_Data entries_.

..........

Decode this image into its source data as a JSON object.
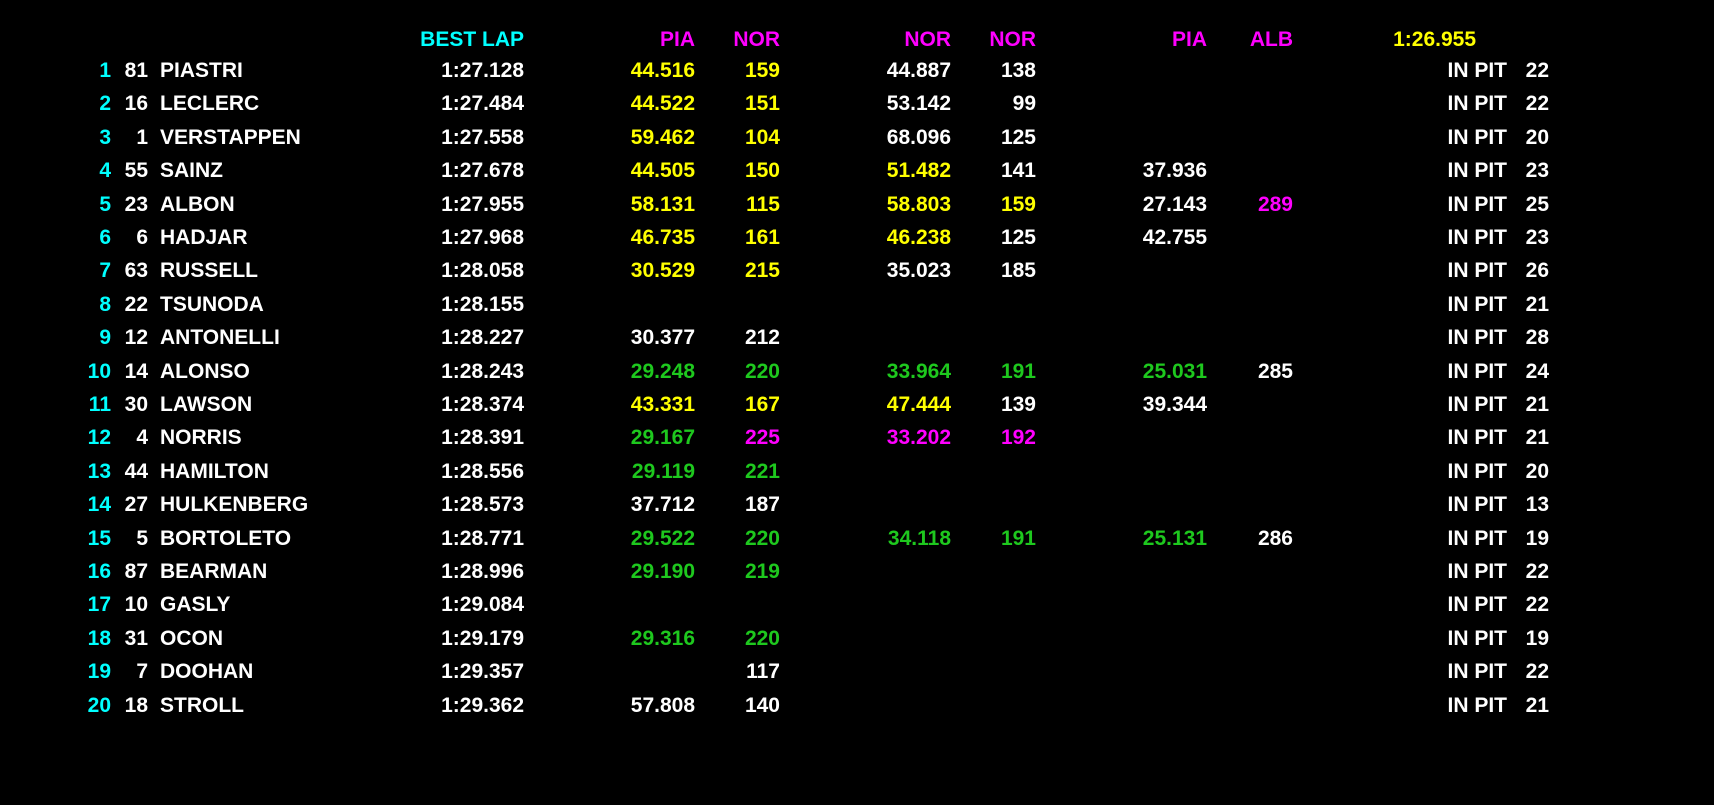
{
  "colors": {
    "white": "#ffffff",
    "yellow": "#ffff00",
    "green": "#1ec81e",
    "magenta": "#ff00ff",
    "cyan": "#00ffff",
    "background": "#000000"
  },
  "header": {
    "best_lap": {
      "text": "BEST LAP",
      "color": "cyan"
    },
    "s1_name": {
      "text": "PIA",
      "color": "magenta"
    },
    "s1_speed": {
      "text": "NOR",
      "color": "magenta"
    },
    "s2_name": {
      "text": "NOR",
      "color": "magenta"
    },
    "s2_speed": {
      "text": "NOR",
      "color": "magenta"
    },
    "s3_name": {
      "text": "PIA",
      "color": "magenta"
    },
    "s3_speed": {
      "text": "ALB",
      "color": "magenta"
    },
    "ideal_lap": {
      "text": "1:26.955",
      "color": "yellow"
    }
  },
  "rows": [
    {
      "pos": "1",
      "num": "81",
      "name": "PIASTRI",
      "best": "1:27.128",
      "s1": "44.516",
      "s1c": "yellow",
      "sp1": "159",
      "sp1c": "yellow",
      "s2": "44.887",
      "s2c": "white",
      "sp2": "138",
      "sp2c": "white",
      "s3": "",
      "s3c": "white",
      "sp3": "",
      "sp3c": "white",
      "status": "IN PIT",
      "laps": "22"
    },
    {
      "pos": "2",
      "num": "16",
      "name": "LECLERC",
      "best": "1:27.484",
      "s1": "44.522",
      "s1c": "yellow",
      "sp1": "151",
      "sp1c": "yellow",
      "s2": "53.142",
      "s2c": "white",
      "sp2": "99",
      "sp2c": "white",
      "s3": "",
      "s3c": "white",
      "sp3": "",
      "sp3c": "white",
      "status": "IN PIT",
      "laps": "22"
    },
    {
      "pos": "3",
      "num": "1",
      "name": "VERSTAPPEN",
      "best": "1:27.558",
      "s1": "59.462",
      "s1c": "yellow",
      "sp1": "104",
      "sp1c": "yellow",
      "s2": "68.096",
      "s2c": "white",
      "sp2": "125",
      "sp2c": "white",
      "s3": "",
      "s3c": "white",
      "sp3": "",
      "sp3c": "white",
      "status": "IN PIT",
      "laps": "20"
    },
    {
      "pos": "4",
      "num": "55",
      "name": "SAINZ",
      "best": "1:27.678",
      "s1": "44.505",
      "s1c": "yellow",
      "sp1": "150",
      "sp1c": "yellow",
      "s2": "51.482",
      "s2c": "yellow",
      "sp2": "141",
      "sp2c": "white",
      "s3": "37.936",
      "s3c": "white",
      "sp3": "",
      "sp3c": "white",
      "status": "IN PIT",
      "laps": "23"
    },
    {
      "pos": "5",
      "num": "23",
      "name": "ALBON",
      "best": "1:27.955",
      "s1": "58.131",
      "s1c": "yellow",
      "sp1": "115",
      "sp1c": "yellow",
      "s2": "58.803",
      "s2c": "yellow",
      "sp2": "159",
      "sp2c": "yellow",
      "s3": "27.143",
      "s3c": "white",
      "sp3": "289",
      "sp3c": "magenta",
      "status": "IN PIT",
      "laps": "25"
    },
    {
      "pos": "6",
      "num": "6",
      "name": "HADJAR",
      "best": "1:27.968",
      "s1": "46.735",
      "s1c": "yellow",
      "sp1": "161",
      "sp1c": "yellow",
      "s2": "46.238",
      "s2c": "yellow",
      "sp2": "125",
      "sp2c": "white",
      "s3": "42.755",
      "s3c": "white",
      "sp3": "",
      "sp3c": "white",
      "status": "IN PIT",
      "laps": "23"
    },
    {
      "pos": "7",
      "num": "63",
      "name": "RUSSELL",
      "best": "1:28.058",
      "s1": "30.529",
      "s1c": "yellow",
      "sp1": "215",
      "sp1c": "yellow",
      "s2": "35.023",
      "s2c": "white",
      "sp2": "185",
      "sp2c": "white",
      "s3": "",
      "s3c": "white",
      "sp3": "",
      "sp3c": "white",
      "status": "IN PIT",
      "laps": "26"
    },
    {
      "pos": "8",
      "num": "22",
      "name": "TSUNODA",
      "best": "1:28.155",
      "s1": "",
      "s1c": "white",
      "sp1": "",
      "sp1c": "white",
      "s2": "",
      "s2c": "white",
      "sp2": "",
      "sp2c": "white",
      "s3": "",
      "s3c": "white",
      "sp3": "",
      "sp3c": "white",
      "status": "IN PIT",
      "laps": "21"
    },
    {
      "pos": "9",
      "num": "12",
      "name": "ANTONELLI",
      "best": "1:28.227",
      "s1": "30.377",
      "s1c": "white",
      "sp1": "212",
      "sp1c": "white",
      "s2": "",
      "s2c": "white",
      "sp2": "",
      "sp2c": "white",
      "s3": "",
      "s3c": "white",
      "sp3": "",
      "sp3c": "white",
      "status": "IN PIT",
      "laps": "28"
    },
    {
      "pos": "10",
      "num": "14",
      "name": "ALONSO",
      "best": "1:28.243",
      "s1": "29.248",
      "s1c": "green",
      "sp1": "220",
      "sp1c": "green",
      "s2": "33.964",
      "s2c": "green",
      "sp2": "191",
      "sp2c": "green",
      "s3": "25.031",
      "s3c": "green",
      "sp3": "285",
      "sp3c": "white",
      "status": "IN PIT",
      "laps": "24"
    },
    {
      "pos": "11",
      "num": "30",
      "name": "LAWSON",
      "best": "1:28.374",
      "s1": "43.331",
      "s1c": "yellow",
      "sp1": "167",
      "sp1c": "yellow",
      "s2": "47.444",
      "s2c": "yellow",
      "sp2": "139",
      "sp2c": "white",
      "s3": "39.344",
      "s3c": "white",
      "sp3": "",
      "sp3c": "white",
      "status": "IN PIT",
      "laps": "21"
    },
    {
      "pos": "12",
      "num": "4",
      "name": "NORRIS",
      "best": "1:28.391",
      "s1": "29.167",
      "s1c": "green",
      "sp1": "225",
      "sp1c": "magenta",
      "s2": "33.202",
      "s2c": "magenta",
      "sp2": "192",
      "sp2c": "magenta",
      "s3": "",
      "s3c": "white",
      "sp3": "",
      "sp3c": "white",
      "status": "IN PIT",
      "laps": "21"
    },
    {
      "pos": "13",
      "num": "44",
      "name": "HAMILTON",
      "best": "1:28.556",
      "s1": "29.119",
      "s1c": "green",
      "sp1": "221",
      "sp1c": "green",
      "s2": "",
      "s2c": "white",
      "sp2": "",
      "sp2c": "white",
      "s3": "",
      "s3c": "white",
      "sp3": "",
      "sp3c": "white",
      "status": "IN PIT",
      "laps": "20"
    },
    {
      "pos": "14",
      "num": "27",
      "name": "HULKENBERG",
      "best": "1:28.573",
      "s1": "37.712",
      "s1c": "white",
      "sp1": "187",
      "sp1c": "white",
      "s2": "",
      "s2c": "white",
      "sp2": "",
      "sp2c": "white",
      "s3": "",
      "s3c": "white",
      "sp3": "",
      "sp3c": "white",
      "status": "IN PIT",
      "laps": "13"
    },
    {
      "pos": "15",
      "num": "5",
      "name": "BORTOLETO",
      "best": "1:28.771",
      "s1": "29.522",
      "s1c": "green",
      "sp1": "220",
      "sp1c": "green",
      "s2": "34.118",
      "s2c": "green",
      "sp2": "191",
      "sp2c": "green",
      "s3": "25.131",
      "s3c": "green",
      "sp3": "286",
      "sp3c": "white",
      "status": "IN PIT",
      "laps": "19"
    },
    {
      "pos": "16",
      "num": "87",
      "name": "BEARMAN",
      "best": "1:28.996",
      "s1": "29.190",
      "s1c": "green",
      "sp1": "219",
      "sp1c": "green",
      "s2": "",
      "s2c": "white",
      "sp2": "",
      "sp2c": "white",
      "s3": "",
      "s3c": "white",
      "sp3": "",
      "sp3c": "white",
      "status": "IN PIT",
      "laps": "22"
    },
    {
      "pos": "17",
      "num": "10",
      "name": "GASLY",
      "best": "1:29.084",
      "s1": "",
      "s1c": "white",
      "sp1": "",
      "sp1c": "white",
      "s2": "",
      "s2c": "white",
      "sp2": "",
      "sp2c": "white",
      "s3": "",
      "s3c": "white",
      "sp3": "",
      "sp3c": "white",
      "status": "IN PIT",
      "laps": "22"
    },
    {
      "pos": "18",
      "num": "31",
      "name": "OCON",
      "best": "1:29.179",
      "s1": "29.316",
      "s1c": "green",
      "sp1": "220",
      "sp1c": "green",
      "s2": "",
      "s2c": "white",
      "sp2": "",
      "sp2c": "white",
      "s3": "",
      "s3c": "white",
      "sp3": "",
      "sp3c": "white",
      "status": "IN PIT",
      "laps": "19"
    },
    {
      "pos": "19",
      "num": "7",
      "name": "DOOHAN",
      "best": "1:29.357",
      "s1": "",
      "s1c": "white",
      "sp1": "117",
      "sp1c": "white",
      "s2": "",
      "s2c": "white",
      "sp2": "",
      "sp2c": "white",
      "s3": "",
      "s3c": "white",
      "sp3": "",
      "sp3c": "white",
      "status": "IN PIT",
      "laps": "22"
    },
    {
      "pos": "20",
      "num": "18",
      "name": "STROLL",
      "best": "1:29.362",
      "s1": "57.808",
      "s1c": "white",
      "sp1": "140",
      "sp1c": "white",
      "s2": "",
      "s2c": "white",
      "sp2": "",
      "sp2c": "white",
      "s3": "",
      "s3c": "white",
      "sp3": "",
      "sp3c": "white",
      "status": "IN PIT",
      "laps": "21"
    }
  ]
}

..........

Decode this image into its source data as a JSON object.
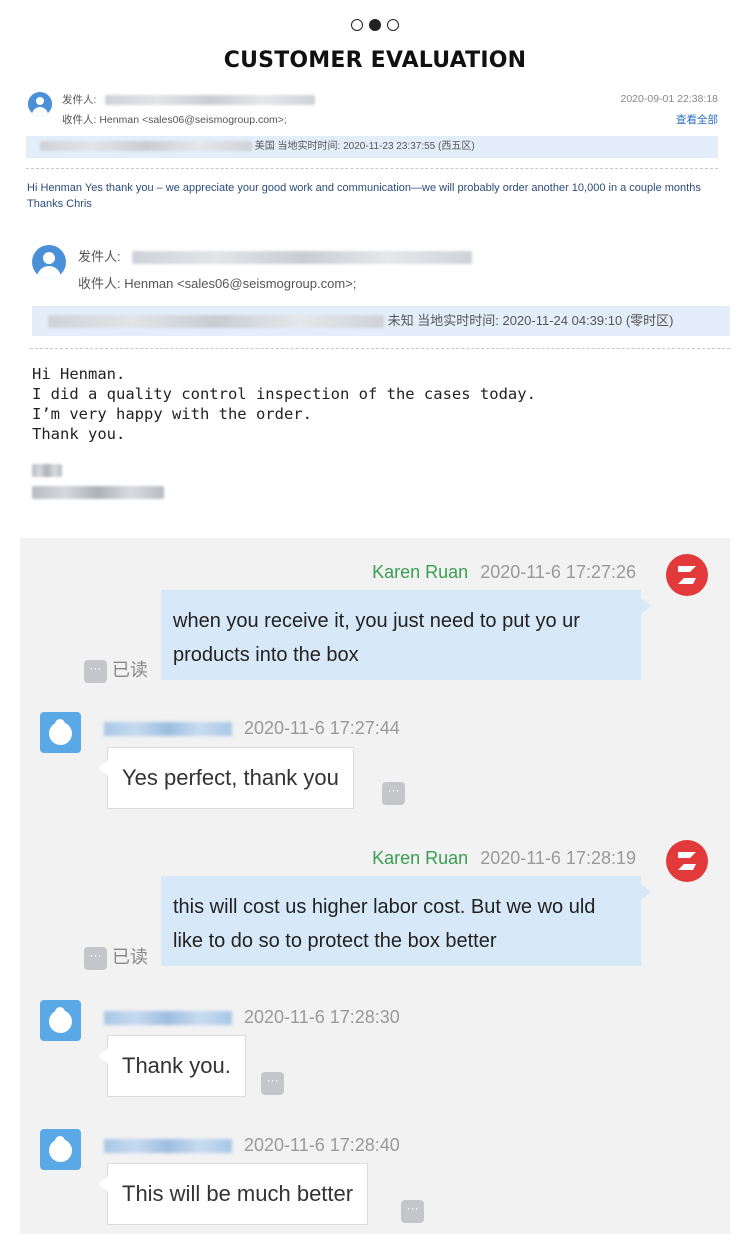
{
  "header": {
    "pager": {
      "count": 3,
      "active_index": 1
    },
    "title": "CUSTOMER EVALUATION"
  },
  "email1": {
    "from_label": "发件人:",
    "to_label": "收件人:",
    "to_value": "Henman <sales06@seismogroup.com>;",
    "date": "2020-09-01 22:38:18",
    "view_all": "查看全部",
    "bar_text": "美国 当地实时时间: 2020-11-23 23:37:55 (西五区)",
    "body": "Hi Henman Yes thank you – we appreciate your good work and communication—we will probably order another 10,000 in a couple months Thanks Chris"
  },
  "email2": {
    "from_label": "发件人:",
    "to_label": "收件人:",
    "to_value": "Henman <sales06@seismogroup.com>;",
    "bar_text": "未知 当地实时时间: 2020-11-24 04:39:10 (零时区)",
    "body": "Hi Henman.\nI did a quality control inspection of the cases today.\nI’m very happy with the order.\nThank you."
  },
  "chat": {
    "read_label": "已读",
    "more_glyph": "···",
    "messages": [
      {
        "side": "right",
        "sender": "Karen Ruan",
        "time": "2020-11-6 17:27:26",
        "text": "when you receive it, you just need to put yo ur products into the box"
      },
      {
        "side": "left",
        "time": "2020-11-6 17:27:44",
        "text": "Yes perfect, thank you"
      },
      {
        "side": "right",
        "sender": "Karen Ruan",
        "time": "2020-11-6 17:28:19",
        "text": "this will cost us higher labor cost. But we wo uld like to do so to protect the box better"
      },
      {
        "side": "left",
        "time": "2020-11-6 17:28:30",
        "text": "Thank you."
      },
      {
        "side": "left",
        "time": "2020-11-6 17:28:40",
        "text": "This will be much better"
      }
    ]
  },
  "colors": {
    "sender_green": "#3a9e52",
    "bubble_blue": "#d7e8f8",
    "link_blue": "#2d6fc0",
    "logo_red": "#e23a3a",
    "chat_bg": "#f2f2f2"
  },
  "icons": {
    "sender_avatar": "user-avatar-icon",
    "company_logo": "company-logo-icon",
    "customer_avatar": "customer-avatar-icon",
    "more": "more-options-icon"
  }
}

..........

Pick out all lines from the data above in which the word "当地实时时间" appears.

    "bar_text": "美国 当地实时时间: 2020-11-23 23:37:55 (西五区)",
    "bar_text": "未知 当地实时时间: 2020-11-24 04:39:10 (零时区)",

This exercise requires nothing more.